[Start of Data provided]

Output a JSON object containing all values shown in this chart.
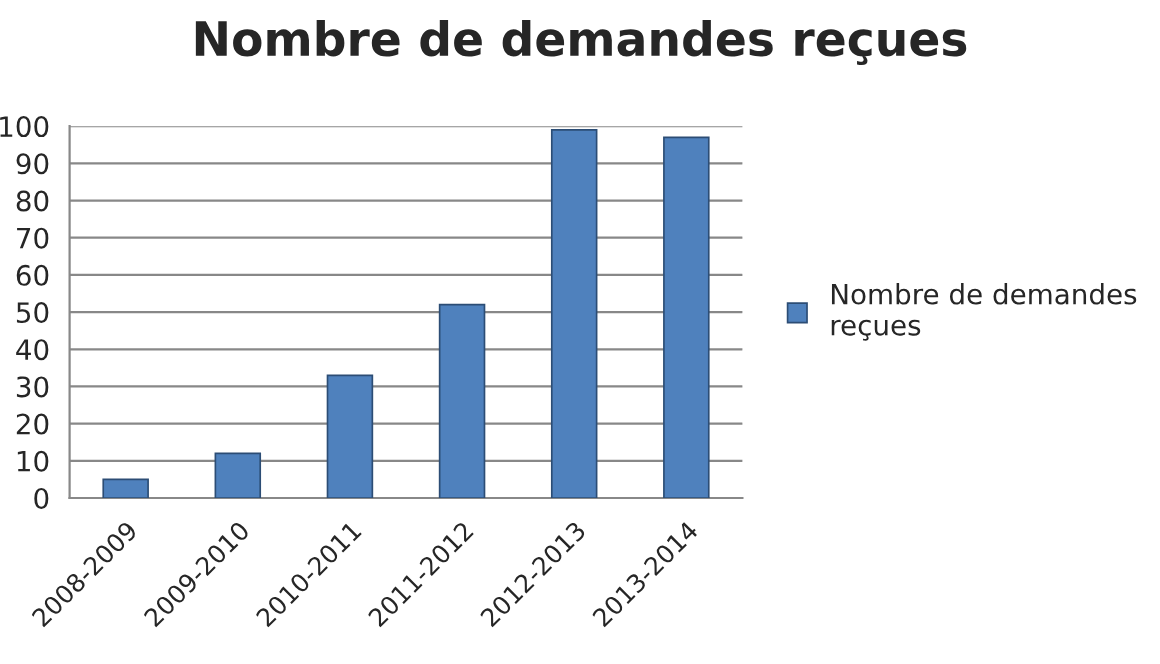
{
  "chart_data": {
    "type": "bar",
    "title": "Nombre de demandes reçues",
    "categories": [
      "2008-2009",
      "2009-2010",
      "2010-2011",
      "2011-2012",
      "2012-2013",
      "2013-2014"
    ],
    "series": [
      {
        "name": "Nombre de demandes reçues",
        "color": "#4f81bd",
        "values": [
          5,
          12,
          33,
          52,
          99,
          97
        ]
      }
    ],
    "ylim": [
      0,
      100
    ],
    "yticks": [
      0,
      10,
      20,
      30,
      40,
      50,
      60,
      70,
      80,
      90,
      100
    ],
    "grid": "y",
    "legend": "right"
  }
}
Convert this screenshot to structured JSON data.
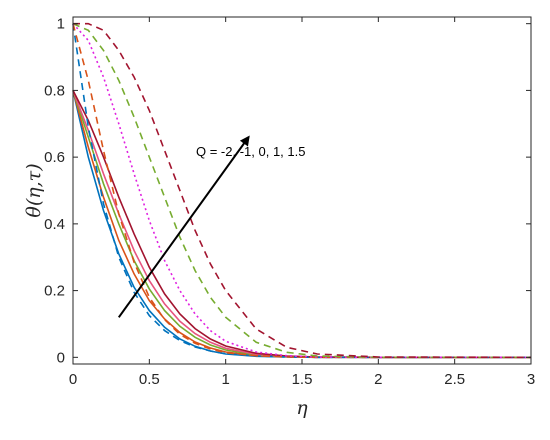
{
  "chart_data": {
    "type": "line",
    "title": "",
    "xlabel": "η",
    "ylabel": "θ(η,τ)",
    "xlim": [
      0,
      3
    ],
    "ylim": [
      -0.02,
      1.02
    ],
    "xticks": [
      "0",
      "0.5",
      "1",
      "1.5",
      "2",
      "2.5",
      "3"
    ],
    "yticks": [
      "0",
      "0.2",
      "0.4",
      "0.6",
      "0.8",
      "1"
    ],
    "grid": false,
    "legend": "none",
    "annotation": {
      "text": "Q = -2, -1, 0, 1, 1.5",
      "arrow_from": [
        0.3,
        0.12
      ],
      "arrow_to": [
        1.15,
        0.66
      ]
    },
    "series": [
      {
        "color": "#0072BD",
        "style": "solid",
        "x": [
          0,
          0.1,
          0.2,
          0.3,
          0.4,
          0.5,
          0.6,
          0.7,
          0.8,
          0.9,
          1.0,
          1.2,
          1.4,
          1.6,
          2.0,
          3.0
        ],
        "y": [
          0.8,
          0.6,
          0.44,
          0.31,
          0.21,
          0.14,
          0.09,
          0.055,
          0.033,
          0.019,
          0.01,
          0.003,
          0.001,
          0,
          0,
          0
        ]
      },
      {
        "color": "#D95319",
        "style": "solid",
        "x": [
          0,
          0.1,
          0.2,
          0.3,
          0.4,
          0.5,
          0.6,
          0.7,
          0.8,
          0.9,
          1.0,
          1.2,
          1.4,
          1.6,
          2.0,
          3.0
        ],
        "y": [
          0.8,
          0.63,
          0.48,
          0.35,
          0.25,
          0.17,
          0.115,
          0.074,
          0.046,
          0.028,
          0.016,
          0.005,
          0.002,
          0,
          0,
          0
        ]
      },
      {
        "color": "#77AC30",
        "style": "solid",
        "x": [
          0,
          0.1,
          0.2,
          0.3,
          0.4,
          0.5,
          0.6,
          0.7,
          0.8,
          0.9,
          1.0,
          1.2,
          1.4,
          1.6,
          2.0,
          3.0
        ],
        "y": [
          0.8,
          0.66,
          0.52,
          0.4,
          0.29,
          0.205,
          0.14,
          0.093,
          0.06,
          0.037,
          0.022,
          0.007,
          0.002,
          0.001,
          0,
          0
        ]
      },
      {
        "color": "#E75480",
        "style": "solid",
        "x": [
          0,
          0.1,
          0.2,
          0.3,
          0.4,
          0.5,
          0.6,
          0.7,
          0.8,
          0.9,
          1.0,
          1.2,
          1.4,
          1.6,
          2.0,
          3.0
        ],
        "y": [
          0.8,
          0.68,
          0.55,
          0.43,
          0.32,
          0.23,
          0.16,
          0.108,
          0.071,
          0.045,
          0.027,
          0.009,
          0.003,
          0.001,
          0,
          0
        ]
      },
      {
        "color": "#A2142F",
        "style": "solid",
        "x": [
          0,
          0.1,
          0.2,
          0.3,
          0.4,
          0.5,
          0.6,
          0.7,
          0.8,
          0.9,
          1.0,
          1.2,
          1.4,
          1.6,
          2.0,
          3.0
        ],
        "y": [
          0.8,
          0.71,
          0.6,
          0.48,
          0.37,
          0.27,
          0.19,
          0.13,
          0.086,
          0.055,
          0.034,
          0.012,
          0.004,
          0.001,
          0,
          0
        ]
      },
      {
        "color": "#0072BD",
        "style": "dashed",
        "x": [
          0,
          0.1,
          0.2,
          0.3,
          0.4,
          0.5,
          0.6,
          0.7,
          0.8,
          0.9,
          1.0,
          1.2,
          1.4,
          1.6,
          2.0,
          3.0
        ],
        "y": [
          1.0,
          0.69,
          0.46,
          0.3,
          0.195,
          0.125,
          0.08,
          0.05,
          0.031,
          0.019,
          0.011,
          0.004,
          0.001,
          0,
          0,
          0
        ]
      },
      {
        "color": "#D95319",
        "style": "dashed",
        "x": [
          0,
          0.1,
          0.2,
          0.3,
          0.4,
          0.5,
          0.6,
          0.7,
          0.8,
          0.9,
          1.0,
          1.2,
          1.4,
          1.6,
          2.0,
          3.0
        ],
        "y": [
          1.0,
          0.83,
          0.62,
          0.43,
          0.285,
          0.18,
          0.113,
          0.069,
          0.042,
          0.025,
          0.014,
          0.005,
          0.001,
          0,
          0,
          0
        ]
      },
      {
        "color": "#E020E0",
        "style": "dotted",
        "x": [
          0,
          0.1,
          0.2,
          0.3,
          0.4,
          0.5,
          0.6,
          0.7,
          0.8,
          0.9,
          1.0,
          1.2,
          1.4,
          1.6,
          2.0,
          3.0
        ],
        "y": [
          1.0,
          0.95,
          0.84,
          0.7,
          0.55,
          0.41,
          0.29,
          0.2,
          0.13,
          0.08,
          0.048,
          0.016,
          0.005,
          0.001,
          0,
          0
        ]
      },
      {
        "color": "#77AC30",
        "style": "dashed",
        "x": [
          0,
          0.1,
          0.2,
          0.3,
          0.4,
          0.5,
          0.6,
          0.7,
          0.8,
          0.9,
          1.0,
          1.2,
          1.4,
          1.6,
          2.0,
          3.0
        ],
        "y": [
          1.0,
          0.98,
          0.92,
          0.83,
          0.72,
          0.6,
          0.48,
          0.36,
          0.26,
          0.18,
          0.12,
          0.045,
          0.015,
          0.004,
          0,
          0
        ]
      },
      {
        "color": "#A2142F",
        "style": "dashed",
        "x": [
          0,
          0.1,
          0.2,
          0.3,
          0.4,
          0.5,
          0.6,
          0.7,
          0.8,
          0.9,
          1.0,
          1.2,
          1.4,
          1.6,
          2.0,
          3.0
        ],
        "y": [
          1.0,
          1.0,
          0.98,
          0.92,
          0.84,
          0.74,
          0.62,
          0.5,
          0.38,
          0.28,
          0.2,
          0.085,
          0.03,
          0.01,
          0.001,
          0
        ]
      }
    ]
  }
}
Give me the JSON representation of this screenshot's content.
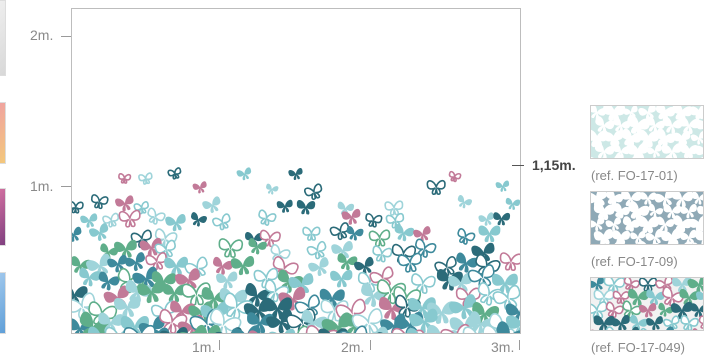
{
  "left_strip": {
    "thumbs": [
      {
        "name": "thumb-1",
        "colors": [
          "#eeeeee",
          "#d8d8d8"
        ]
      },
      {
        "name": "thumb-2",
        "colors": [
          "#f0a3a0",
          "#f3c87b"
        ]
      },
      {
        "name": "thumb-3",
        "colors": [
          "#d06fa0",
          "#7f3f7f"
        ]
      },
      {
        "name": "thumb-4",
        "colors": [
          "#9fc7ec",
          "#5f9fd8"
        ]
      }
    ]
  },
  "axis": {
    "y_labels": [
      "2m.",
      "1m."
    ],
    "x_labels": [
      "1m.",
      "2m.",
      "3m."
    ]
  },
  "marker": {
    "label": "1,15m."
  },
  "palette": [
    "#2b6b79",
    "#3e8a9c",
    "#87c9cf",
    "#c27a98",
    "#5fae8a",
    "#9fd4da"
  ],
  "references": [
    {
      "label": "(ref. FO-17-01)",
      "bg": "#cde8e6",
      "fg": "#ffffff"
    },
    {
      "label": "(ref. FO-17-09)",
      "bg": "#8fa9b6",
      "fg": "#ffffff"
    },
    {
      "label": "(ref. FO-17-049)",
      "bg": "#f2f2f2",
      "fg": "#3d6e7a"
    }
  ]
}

[End of Data provided]

Show every line in the entries where the string "JSON" occurs.

Output a JSON object containing all values shown in this chart.
Convert this screenshot to structured JSON data.
Give me the JSON representation of this screenshot's content.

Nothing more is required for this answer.